Copy out all lines with the word "janv" in them.

Raw records:
((

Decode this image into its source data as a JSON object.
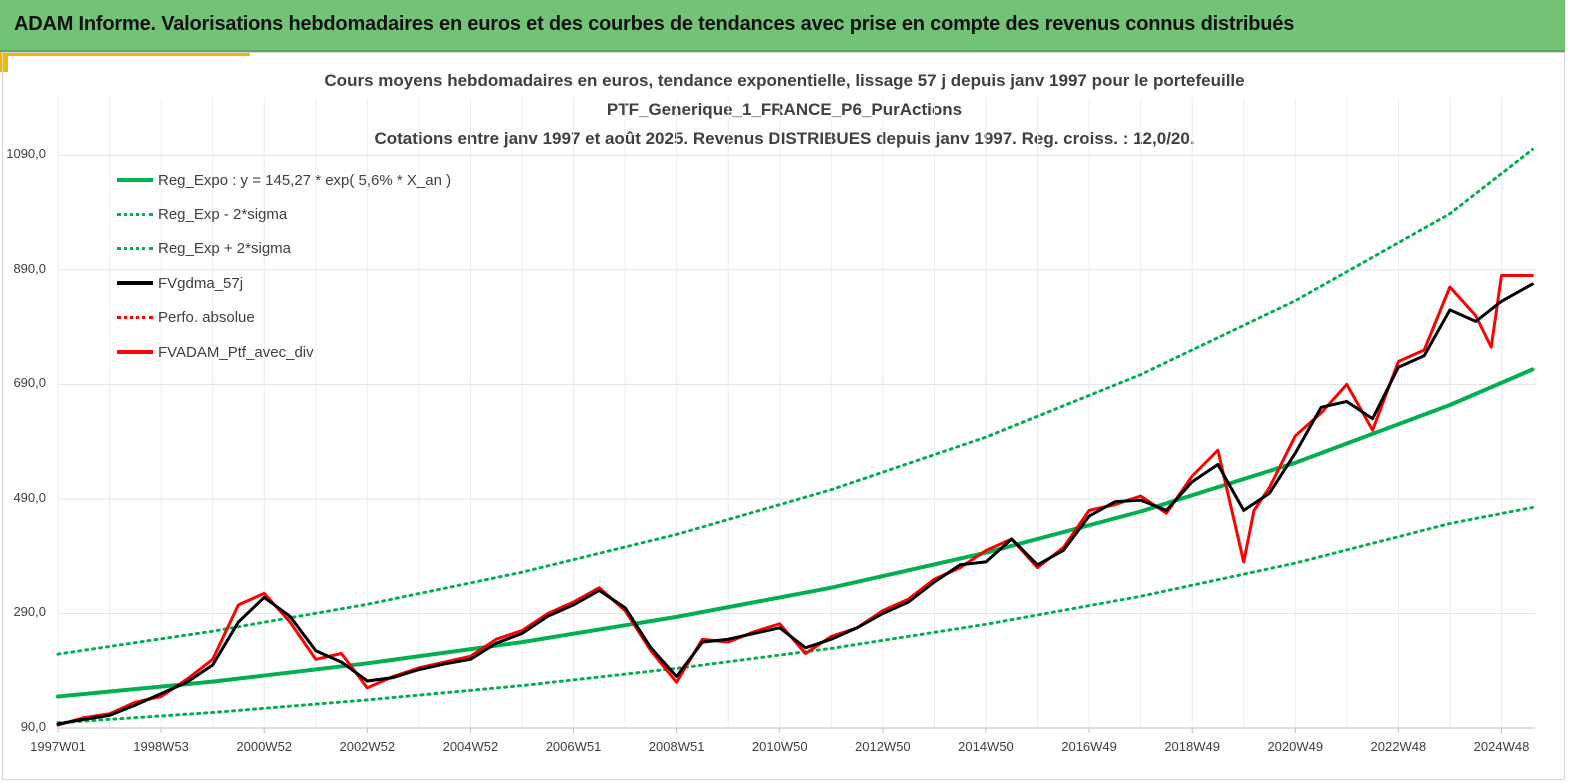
{
  "header": {
    "title": "ADAM Informe. Valorisations hebdomadaires en euros et des courbes de tendances avec prise en compte des revenus connus distribués"
  },
  "chart_data": {
    "type": "line",
    "title_lines": [
      "Cours moyens hebdomadaires  en euros, tendance exponentielle, lissage 57 j depuis janv 1997 pour le portefeuille",
      "PTF_Generique_1_FRANCE_P6_PurActions",
      "Cotations entre janv 1997 et août 2025. Revenus DISTRIBUES depuis janv 1997. Reg. croiss. : 12,0/20."
    ],
    "xlabel": "",
    "ylabel": "",
    "ylim": [
      90,
      1190
    ],
    "yticks": [
      "90,0",
      "290,0",
      "490,0",
      "690,0",
      "890,0",
      "1090,0"
    ],
    "xticks": [
      "1997W01",
      "1998W53",
      "2000W52",
      "2002W52",
      "2004W52",
      "2006W51",
      "2008W51",
      "2010W50",
      "2012W50",
      "2014W50",
      "2016W49",
      "2018W49",
      "2020W49",
      "2022W48",
      "2024W48"
    ],
    "grid": true,
    "legend_position": "top-left",
    "legend": [
      {
        "label": "Reg_Expo : y = 145,27 * exp( 5,6% *  X_an )",
        "color": "#00b050",
        "style": "solid"
      },
      {
        "label": "Reg_Exp - 2*sigma",
        "color": "#00b050",
        "style": "dotted"
      },
      {
        "label": "Reg_Exp + 2*sigma",
        "color": "#00b050",
        "style": "dotted"
      },
      {
        "label": "FVgdma_57j",
        "color": "#000000",
        "style": "solid"
      },
      {
        "label": "Perfo. absolue",
        "color": "#ff0000",
        "style": "dotted"
      },
      {
        "label": "FVADAM_Ptf_avec_div",
        "color": "#ff0000",
        "style": "solid"
      }
    ],
    "series": [
      {
        "name": "Reg_Expo : y = 145,27 * exp( 5,6% *  X_an )",
        "x": [
          1997.0,
          2000.0,
          2003.0,
          2006.0,
          2009.0,
          2012.0,
          2015.0,
          2018.0,
          2021.0,
          2024.0,
          2025.6
        ],
        "values": [
          145,
          171,
          203,
          240,
          284,
          335,
          396,
          468,
          553,
          654,
          716
        ]
      },
      {
        "name": "Reg_Exp - 2*sigma",
        "x": [
          1997.0,
          2000.0,
          2003.0,
          2006.0,
          2009.0,
          2012.0,
          2015.0,
          2018.0,
          2021.0,
          2024.0,
          2025.6
        ],
        "values": [
          99,
          117,
          139,
          164,
          194,
          229,
          271,
          320,
          378,
          447,
          475
        ]
      },
      {
        "name": "Reg_Exp + 2*sigma",
        "x": [
          1997.0,
          2000.0,
          2003.0,
          2006.0,
          2009.0,
          2012.0,
          2015.0,
          2018.0,
          2021.0,
          2024.0,
          2025.6
        ],
        "values": [
          219,
          259,
          306,
          362,
          428,
          506,
          598,
          707,
          836,
          988,
          1100
        ]
      },
      {
        "name": "FVgdma_57j",
        "x": [
          1997.0,
          1997.5,
          1998.0,
          1998.5,
          1999.0,
          1999.5,
          2000.0,
          2000.5,
          2001.0,
          2001.5,
          2002.0,
          2002.5,
          2003.0,
          2003.5,
          2004.0,
          2004.5,
          2005.0,
          2005.5,
          2006.0,
          2006.5,
          2007.0,
          2007.5,
          2008.0,
          2008.5,
          2009.0,
          2009.5,
          2010.0,
          2010.5,
          2011.0,
          2011.5,
          2012.0,
          2012.5,
          2013.0,
          2013.5,
          2014.0,
          2014.5,
          2015.0,
          2015.5,
          2016.0,
          2016.5,
          2017.0,
          2017.5,
          2018.0,
          2018.5,
          2019.0,
          2019.5,
          2020.0,
          2020.5,
          2021.0,
          2021.5,
          2022.0,
          2022.5,
          2023.0,
          2023.5,
          2024.0,
          2024.5,
          2025.0,
          2025.6
        ],
        "values": [
          97,
          105,
          112,
          130,
          150,
          170,
          200,
          275,
          318,
          285,
          225,
          205,
          172,
          178,
          192,
          202,
          210,
          238,
          255,
          285,
          305,
          330,
          300,
          230,
          180,
          240,
          245,
          255,
          265,
          230,
          245,
          265,
          290,
          310,
          345,
          375,
          380,
          420,
          375,
          400,
          460,
          485,
          488,
          470,
          520,
          550,
          470,
          500,
          570,
          650,
          660,
          630,
          720,
          740,
          820,
          800,
          835,
          865
        ]
      },
      {
        "name": "FVADAM_Ptf_avec_div",
        "x": [
          1997.0,
          1997.5,
          1998.0,
          1998.5,
          1999.0,
          1999.5,
          2000.0,
          2000.5,
          2001.0,
          2001.5,
          2002.0,
          2002.5,
          2003.0,
          2003.5,
          2004.0,
          2004.5,
          2005.0,
          2005.5,
          2006.0,
          2006.5,
          2007.0,
          2007.5,
          2008.0,
          2008.5,
          2009.0,
          2009.5,
          2010.0,
          2010.5,
          2011.0,
          2011.5,
          2012.0,
          2012.5,
          2013.0,
          2013.5,
          2014.0,
          2014.5,
          2015.0,
          2015.5,
          2016.0,
          2016.5,
          2017.0,
          2017.5,
          2018.0,
          2018.5,
          2019.0,
          2019.5,
          2020.0,
          2020.2,
          2020.5,
          2021.0,
          2021.5,
          2022.0,
          2022.5,
          2023.0,
          2023.5,
          2024.0,
          2024.5,
          2024.8,
          2025.0,
          2025.6
        ],
        "values": [
          95,
          108,
          115,
          135,
          145,
          175,
          210,
          305,
          325,
          275,
          210,
          220,
          160,
          180,
          195,
          205,
          215,
          245,
          260,
          290,
          310,
          335,
          295,
          225,
          170,
          245,
          240,
          258,
          272,
          220,
          250,
          265,
          295,
          315,
          350,
          370,
          400,
          420,
          370,
          405,
          470,
          480,
          495,
          465,
          530,
          575,
          380,
          470,
          510,
          600,
          640,
          690,
          610,
          730,
          750,
          860,
          810,
          755,
          880,
          880
        ]
      }
    ]
  }
}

))

(Result for this task):
      "Cours moyens hebdomadaires  en euros, tendance exponentielle, lissage 57 j depuis janv 1997 pour le portefeuille",
      "Cotations entre janv 1997 et août 2025. Revenus DISTRIBUES depuis janv 1997. Reg. croiss. : 12,0/20."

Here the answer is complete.